= What the task requires =
Copy the lines below word for word, skipping any image.

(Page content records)
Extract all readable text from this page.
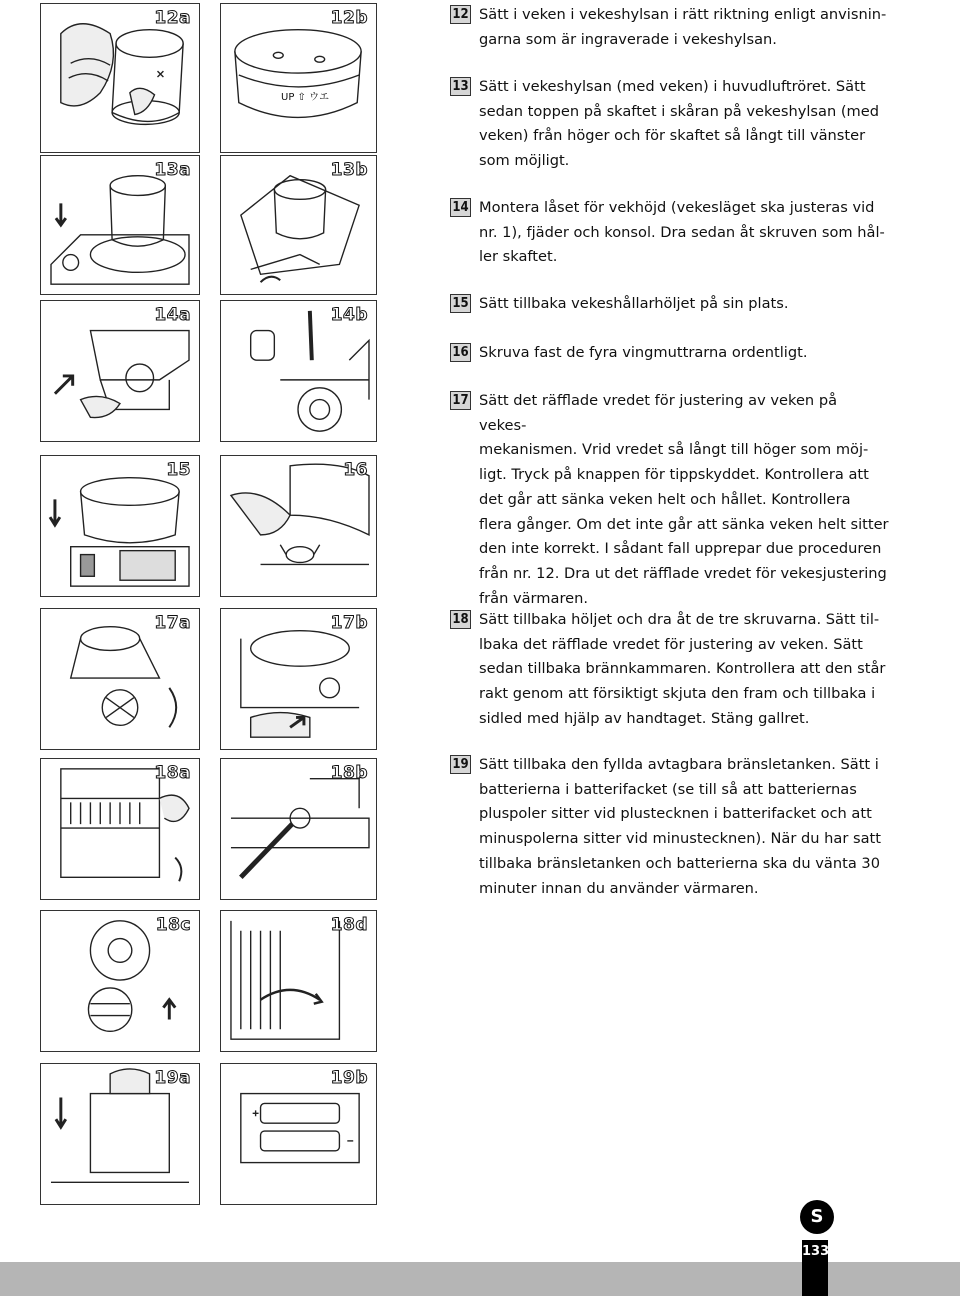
12a
UP ⇧ ウエ
12b
13a	13b
14a	14b
15	16
17a	17b
18a	18b
18c	18d
19a	19b
12 Sätt i veken i vekeshylsan i rätt riktning enligt anvisnin-
garna som är ingraverade i vekeshylsan.
13 Sätt i vekeshylsan (med veken) i huvudluftröret. Sätt
sedan toppen på skaftet i skåran på vekeshylsan (med
veken) från höger och för skaftet så långt till vänster
som möjligt.
14 Montera låset för vekhöjd (vekesläget ska justeras vid
nr. 1), fjäder och konsol. Dra sedan åt skruven som hål-
ler skaftet.
15 Sätt tillbaka vekeshållarhöljet på sin plats.
16 Skruva fast de fyra vingmuttrarna ordentligt.
17 Sätt det räfflade vredet för justering av veken på vekes-
mekanismen. Vrid vredet så långt till höger som möj-
ligt. Tryck på knappen för tippskyddet. Kontrollera att
det går att sänka veken helt och hållet. Kontrollera
flera gånger. Om det inte går att sänka veken helt sitter
den inte korrekt. I sådant fall upprepar due proceduren
från nr. 12. Dra ut det räfflade vredet för vekesjustering
från värmaren.
18 Sätt tillbaka höljet och dra åt de tre skruvarna. Sätt til-
lbaka det räfflade vredet för justering av veken. Sätt
sedan tillbaka brännkammaren. Kontrollera att den står
rakt genom att försiktigt skjuta den fram och tillbaka i
sidled med hjälp av handtaget. Stäng gallret.
19 Sätt tillbaka den fyllda avtagbara bränsletanken. Sätt i
batterierna i batterifacket (se till så att batteriernas
pluspoler sitter vid plustecknen i batterifacket och att
minuspolerna sitter vid minustecknen). När du har satt
tillbaka bränsletanken och batterierna ska du vänta 30
minuter innan du använder värmaren.
S
133
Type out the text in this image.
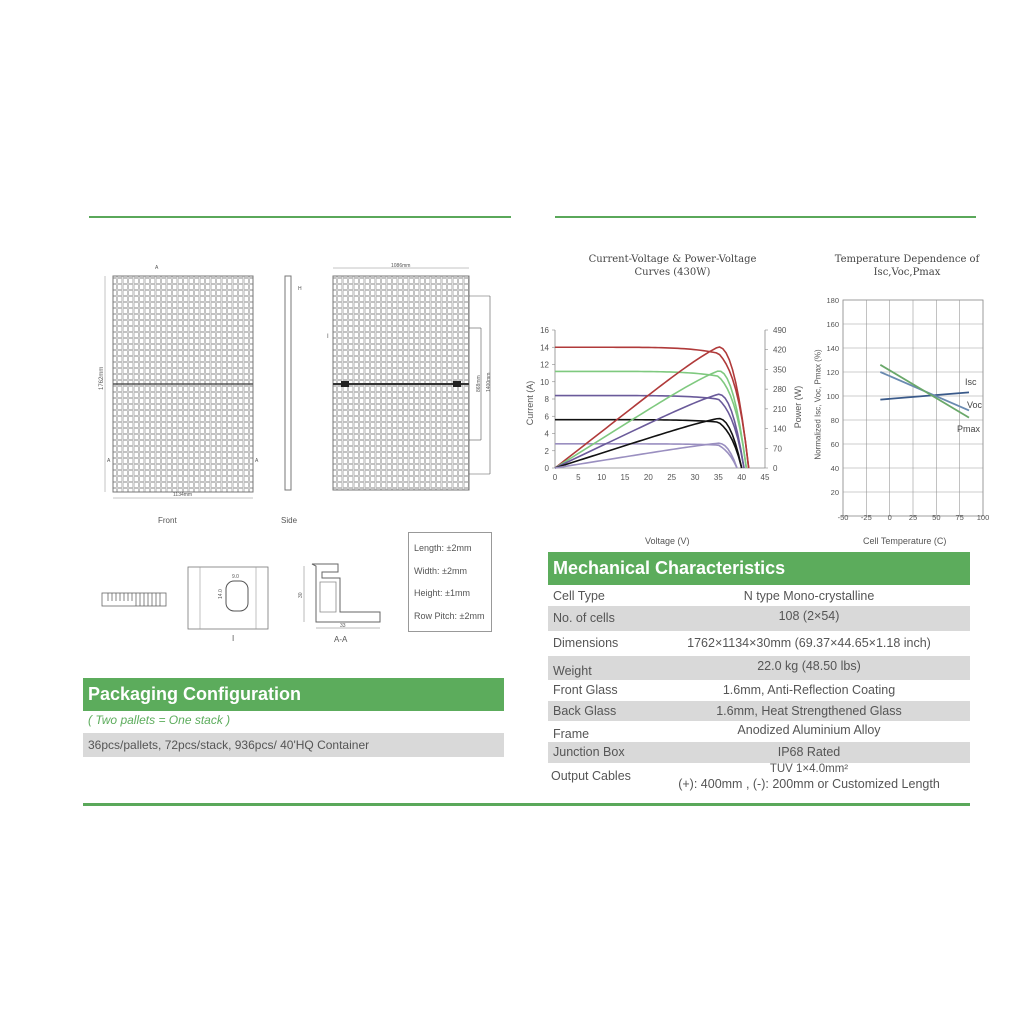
1762mm
1134mm
A
A	A
H
1086mm
868mm 1400mm
I
Front	Side
9.0
14.0
I
30
33
A-A
Length: ±2mm
Width: ±2mm
Height: ±1mm
Row Pitch: ±2mm
Packaging Configuration
( Two pallets = One stack )
36pcs/pallets, 72pcs/stack, 936pcs/ 40'HQ Container
Current-Voltage & Power-Voltage
Curves (430W)
0
2
4
6
8
10
12
14
16
0
70
140
210
280
350
420
490
0 5 10 15 20 25 30 35 40 45
Voltage (V)
Current (A)	Power (W)
Temperature Dependence of
Isc,Voc,Pmax
20
40
60
80
100
120
140
160
180
-50 -25 0 25 50 75 100
Isc
Voc
Pmax
Cell Temperature (C)
Normalized Isc, Voc, Pmax (%)
Mechanical Characteristics
Cell Type	N type Mono-crystalline
No. of cells	108 (2×54)
Dimensions	1762×1134×30mm (69.37×44.65×1.18 inch)
Weight	22.0 kg (48.50 lbs)
Front Glass	1.6mm, Anti-Reflection Coating
Back Glass	1.6mm, Heat Strengthened Glass
Frame	Anodized Aluminium Alloy
Junction Box	IP68 Rated
Output Cables	TUV 1×4.0mm²
(+): 400mm , (-): 200mm or Customized Length
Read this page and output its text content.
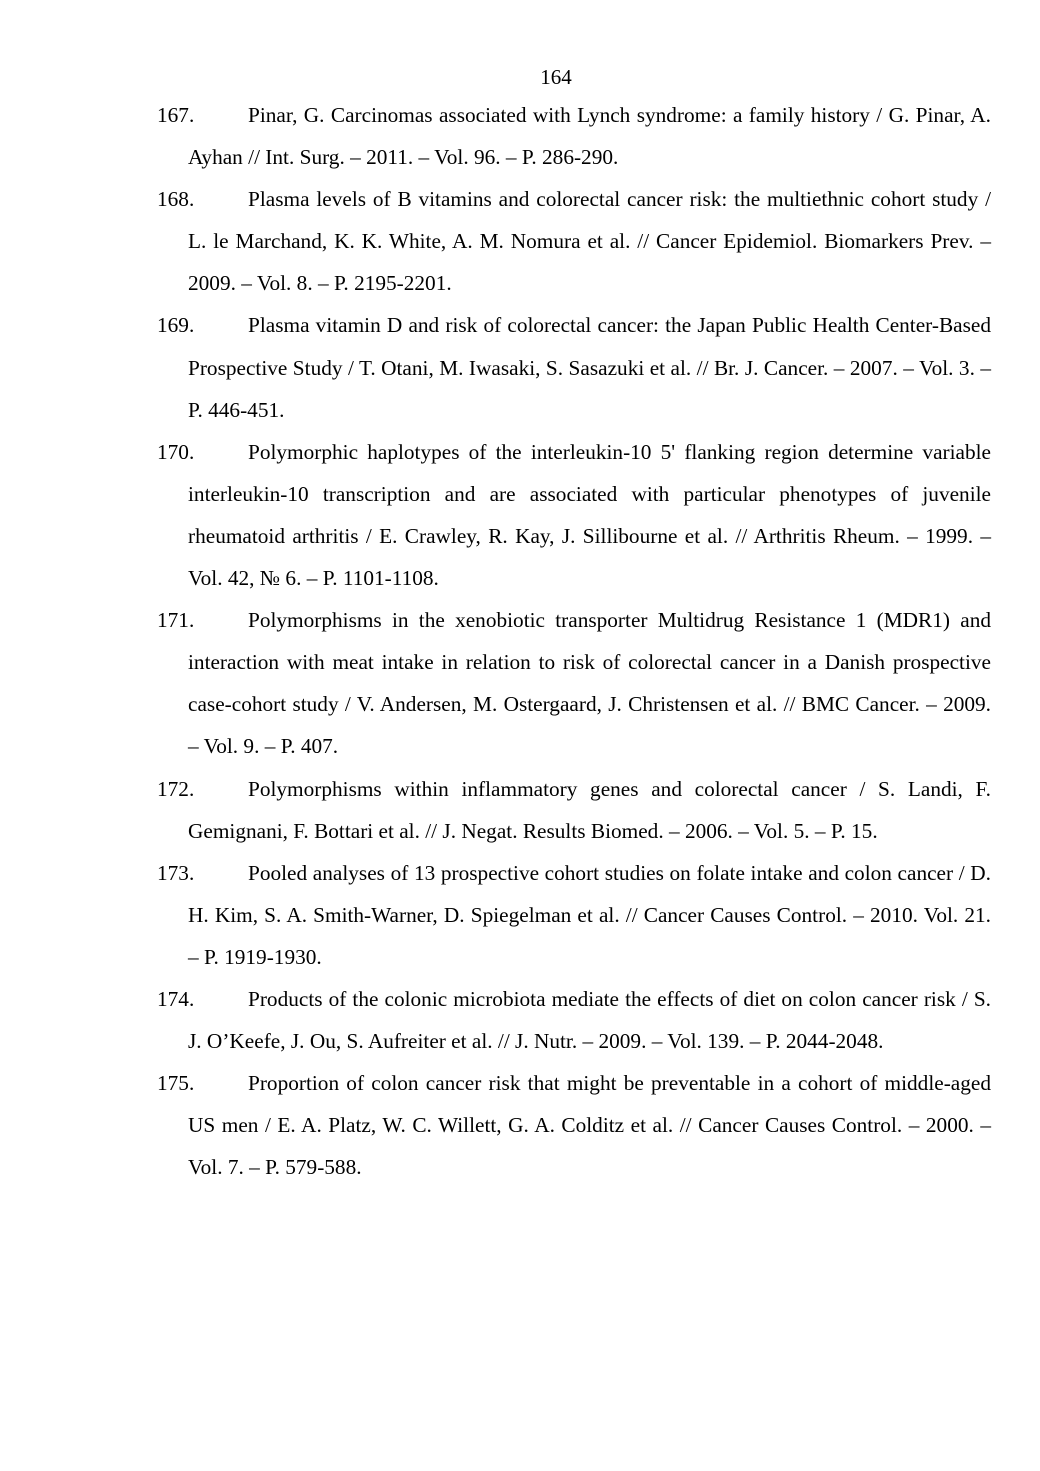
164
167.	Pinar, G. Carcinomas associated with Lynch syndrome: a family history / G. Pinar, A. Ayhan // Int. Surg. – 2011. – Vol. 96. – P. 286-290.
168.	Plasma levels of B vitamins and colorectal cancer risk: the multiethnic cohort study / L. le Marchand, K. K. White, A. M. Nomura et al. // Cancer Epidemiol. Biomarkers Prev. – 2009. – Vol. 8. – P. 2195-2201.
169.	Plasma vitamin D and risk of colorectal cancer: the Japan Public Health Center-Based Prospective Study / T. Otani, M. Iwasaki, S. Sasazuki et al. // Br. J. Cancer. – 2007. – Vol. 3. – P. 446-451.
170.	Polymorphic haplotypes of the interleukin-10 5' flanking region determine variable interleukin-10 transcription and are associated with particular phenotypes of juvenile rheumatoid arthritis / E. Crawley, R. Kay, J. Sillibourne et al. // Arthritis Rheum. – 1999. – Vol. 42, № 6. – P. 1101-1108.
171.	Polymorphisms in the xenobiotic transporter Multidrug Resistance 1 (MDR1) and interaction with meat intake in relation to risk of colorectal cancer in a Danish prospective case-cohort study / V. Andersen, M. Ostergaard, J. Christensen et al. // BMC Cancer. – 2009. – Vol. 9. – P. 407.
172.	Polymorphisms within inflammatory genes and colorectal cancer / S. Landi, F. Gemignani, F. Bottari et al. // J. Negat. Results Biomed. – 2006. – Vol. 5. – P. 15.
173.	Pooled analyses of 13 prospective cohort studies on folate intake and colon cancer / D. H. Kim, S. A. Smith-Warner, D. Spiegelman et al. // Cancer Causes Control. – 2010. Vol. 21. – P. 1919-1930.
174.	Products of the colonic microbiota mediate the effects of diet on colon cancer risk / S. J. O’Keefe, J. Ou, S. Aufreiter et al. // J. Nutr. – 2009. – Vol. 139. – P. 2044-2048.
175.	Proportion of colon cancer risk that might be preventable in a cohort of middle-aged US men / E. A. Platz, W. C. Willett, G. A. Colditz et al. // Cancer Causes Control. – 2000. – Vol. 7. – P. 579-588.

= Answer =
Extract all readable text from this page.
12a
UP ⇧ ウエ
12b
13a	13b
14a	14b
15	16
17a	17b
18a	18b
18c	18d
19a	19b
12 Sätt i veken i vekeshylsan i rätt riktning enligt anvisnin-
garna som är ingraverade i vekeshylsan.
13 Sätt i vekeshylsan (med veken) i huvudluftröret. Sätt
sedan toppen på skaftet i skåran på vekeshylsan (med
veken) från höger och för skaftet så långt till vänster
som möjligt.
14 Montera låset för vekhöjd (vekesläget ska justeras vid
nr. 1), fjäder och konsol. Dra sedan åt skruven som hål-
ler skaftet.
15 Sätt tillbaka vekeshållarhöljet på sin plats.
16 Skruva fast de fyra vingmuttrarna ordentligt.
17 Sätt det räfflade vredet för justering av veken på vekes-
mekanismen. Vrid vredet så långt till höger som möj-
ligt. Tryck på knappen för tippskyddet. Kontrollera att
det går att sänka veken helt och hållet. Kontrollera
flera gånger. Om det inte går att sänka veken helt sitter
den inte korrekt. I sådant fall upprepar due proceduren
från nr. 12. Dra ut det räfflade vredet för vekesjustering
från värmaren.
18 Sätt tillbaka höljet och dra åt de tre skruvarna. Sätt til-
lbaka det räfflade vredet för justering av veken. Sätt
sedan tillbaka brännkammaren. Kontrollera att den står
rakt genom att försiktigt skjuta den fram och tillbaka i
sidled med hjälp av handtaget. Stäng gallret.
19 Sätt tillbaka den fyllda avtagbara bränsletanken. Sätt i
batterierna i batterifacket (se till så att batteriernas
pluspoler sitter vid plustecknen i batterifacket och att
minuspolerna sitter vid minustecknen). När du har satt
tillbaka bränsletanken och batterierna ska du vänta 30
minuter innan du använder värmaren.
S
133
Type out the text in this image.
1762mm
1134mm
A
A	A
H
1086mm
868mm 1400mm
I
Front	Side
9.0
14.0
I
30
33
A-A
Length: ±2mm
Width: ±2mm
Height: ±1mm
Row Pitch: ±2mm
Packaging Configuration
( Two pallets = One stack )
36pcs/pallets, 72pcs/stack, 936pcs/ 40'HQ Container
Current-Voltage & Power-Voltage
Curves (430W)
0
2
4
6
8
10
12
14
16
0
70
140
210
280
350
420
490
0 5 10 15 20 25 30 35 40 45
Voltage (V)
Current (A)	Power (W)
Temperature Dependence of
Isc,Voc,Pmax
20
40
60
80
100
120
140
160
180
-50 -25 0 25 50 75 100
Isc
Voc
Pmax
Cell Temperature (C)
Normalized Isc, Voc, Pmax (%)
Mechanical Characteristics
Cell Type	N type Mono-crystalline
No. of cells	108 (2×54)
Dimensions	1762×1134×30mm (69.37×44.65×1.18 inch)
Weight	22.0 kg (48.50 lbs)
Front Glass	1.6mm, Anti-Reflection Coating
Back Glass	1.6mm, Heat Strengthened Glass
Frame	Anodized Aluminium Alloy
Junction Box	IP68 Rated
Output Cables	TUV 1×4.0mm²
(+): 400mm , (-): 200mm or Customized Length
Read this page and output its text content.
164
167.	Pinar, G. Carcinomas associated with Lynch syndrome: a family history / G. Pinar, A. Ayhan // Int. Surg. – 2011. – Vol. 96. – P. 286-290.
168.	Plasma levels of B vitamins and colorectal cancer risk: the multiethnic cohort study / L. le Marchand, K. K. White, A. M. Nomura et al. // Cancer Epidemiol. Biomarkers Prev. – 2009. – Vol. 8. – P. 2195-2201.
169.	Plasma vitamin D and risk of colorectal cancer: the Japan Public Health Center-Based Prospective Study / T. Otani, M. Iwasaki, S. Sasazuki et al. // Br. J. Cancer. – 2007. – Vol. 3. – P. 446-451.
170.	Polymorphic haplotypes of the interleukin-10 5' flanking region determine variable interleukin-10 transcription and are associated with particular phenotypes of juvenile rheumatoid arthritis / E. Crawley, R. Kay, J. Sillibourne et al. // Arthritis Rheum. – 1999. – Vol. 42, № 6. – P. 1101-1108.
171.	Polymorphisms in the xenobiotic transporter Multidrug Resistance 1 (MDR1) and interaction with meat intake in relation to risk of colorectal cancer in a Danish prospective case-cohort study / V. Andersen, M. Ostergaard, J. Christensen et al. // BMC Cancer. – 2009. – Vol. 9. – P. 407.
172.	Polymorphisms within inflammatory genes and colorectal cancer / S. Landi, F. Gemignani, F. Bottari et al. // J. Negat. Results Biomed. – 2006. – Vol. 5. – P. 15.
173.	Pooled analyses of 13 prospective cohort studies on folate intake and colon cancer / D. H. Kim, S. A. Smith-Warner, D. Spiegelman et al. // Cancer Causes Control. – 2010. Vol. 21. – P. 1919-1930.
174.	Products of the colonic microbiota mediate the effects of diet on colon cancer risk / S. J. O’Keefe, J. Ou, S. Aufreiter et al. // J. Nutr. – 2009. – Vol. 139. – P. 2044-2048.
175.	Proportion of colon cancer risk that might be preventable in a cohort of middle-aged US men / E. A. Platz, W. C. Willett, G. A. Colditz et al. // Cancer Causes Control. – 2000. – Vol. 7. – P. 579-588.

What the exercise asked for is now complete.